Task requirements:
Copy the records verbatim from their first line through the line that contains "418, 5, 462]", including both of those lines.

Task inputs:
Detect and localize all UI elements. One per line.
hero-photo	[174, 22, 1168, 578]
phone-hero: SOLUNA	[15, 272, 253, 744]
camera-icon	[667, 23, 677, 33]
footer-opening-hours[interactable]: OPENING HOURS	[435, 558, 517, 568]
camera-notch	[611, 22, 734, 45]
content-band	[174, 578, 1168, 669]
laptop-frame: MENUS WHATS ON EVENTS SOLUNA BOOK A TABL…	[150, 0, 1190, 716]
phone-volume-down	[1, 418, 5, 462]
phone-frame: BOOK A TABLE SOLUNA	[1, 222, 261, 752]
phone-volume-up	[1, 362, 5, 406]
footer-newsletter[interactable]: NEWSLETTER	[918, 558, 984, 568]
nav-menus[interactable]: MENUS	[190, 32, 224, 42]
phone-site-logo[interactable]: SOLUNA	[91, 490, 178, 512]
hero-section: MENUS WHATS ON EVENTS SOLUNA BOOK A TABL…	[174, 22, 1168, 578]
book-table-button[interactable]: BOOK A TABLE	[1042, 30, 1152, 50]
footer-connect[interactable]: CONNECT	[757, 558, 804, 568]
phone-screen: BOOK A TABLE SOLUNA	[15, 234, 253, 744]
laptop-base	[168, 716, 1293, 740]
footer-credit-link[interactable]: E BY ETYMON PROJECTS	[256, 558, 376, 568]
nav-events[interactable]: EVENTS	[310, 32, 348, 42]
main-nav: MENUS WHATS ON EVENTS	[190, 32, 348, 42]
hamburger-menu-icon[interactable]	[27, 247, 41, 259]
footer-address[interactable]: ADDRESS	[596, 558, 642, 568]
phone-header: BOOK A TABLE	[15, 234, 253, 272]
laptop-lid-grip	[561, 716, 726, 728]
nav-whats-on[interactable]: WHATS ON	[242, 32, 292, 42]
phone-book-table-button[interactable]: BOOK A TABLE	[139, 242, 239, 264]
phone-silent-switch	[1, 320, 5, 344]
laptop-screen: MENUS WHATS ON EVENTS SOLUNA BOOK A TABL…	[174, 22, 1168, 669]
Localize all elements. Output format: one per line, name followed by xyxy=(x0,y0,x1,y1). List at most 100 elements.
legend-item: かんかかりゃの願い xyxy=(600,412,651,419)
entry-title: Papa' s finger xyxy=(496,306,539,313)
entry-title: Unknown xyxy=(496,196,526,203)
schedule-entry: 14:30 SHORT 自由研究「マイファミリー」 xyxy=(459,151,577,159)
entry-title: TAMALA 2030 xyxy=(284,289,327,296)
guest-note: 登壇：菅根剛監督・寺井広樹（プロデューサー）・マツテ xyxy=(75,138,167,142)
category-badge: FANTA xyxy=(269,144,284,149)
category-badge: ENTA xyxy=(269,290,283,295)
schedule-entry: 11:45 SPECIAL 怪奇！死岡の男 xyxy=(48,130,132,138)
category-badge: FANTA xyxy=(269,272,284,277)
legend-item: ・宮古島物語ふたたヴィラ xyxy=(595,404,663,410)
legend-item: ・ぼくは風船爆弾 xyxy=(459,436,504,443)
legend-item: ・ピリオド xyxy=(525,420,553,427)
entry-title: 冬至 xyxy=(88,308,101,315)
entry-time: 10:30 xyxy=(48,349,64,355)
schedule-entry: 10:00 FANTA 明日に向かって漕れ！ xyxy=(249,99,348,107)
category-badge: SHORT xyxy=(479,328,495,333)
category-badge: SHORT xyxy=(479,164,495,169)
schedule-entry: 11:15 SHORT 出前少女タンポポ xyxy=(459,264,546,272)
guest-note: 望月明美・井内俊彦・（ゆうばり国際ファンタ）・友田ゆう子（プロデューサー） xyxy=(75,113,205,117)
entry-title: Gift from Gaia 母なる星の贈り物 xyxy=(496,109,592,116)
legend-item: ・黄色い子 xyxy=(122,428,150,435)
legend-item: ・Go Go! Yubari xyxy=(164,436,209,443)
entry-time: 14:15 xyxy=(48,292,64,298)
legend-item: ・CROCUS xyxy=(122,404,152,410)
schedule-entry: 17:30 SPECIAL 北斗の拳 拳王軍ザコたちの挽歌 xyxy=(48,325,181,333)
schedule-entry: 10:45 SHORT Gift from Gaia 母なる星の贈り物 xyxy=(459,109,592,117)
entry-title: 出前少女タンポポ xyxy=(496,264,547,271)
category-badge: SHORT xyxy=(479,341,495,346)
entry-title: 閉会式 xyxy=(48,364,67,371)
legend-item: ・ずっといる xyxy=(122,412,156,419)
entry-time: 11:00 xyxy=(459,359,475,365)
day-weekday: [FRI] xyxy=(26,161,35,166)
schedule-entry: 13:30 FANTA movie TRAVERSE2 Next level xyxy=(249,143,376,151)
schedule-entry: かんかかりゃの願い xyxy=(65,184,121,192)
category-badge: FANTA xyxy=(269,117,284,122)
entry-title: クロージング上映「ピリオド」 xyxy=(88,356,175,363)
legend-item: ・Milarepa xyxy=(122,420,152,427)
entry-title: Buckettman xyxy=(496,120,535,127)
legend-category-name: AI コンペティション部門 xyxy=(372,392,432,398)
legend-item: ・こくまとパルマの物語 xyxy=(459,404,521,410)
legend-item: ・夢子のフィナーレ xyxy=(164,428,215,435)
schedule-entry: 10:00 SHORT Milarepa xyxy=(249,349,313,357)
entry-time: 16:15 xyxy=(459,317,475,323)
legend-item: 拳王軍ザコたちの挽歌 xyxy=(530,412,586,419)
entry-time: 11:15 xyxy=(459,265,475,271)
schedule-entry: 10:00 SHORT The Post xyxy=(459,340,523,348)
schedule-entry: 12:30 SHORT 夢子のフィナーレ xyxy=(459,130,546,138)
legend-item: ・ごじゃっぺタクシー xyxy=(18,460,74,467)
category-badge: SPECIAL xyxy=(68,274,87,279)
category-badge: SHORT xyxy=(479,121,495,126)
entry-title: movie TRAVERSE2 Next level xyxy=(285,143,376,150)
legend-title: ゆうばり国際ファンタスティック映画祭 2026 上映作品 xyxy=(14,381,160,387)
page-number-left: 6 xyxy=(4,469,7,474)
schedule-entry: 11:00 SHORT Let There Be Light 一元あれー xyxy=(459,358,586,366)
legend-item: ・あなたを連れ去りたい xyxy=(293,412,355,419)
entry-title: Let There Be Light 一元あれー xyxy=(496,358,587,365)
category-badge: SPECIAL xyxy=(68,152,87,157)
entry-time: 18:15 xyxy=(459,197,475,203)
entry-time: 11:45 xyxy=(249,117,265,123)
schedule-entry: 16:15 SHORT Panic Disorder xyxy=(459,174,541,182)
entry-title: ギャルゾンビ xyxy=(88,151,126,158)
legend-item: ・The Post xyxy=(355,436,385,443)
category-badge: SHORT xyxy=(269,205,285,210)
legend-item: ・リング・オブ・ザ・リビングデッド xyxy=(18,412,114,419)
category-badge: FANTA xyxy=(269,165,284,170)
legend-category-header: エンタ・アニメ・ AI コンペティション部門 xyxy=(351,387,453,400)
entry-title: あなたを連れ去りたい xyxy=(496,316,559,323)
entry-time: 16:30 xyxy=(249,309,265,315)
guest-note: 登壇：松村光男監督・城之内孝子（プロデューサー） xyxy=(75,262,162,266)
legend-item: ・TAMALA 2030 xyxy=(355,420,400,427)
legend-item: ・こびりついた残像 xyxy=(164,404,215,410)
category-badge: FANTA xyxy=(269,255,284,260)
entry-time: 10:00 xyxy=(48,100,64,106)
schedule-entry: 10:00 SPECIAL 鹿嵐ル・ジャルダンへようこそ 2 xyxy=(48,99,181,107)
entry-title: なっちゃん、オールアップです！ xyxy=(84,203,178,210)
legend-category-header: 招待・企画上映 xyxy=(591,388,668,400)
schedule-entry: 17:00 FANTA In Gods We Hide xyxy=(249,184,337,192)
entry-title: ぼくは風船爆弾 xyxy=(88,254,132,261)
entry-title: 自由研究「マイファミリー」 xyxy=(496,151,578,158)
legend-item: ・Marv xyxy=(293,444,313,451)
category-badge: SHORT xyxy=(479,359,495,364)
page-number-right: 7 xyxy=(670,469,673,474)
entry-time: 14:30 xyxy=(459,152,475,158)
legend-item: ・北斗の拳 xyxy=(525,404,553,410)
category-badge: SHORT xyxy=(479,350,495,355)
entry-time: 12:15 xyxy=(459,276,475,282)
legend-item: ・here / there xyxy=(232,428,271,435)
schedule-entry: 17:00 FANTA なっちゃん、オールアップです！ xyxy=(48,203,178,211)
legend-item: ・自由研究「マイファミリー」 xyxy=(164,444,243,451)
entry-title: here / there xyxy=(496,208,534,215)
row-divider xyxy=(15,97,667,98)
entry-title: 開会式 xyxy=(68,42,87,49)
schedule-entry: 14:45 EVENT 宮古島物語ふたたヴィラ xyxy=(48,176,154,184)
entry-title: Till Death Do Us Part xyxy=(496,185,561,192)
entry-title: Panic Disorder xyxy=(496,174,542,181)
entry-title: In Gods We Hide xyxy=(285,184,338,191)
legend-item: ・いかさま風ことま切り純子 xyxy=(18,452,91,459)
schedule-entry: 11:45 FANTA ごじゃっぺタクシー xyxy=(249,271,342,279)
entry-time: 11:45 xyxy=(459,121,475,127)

Full response:
Detect and localize all UI elements. One per line.
hero-photo	[174, 22, 1168, 578]
phone-hero: SOLUNA	[15, 272, 253, 744]
camera-icon	[667, 23, 677, 33]
footer-opening-hours[interactable]: OPENING HOURS	[435, 558, 517, 568]
camera-notch	[611, 22, 734, 45]
content-band	[174, 578, 1168, 669]
laptop-frame: MENUS WHATS ON EVENTS SOLUNA BOOK A TABL…	[150, 0, 1190, 716]
phone-volume-down	[1, 418, 5, 462]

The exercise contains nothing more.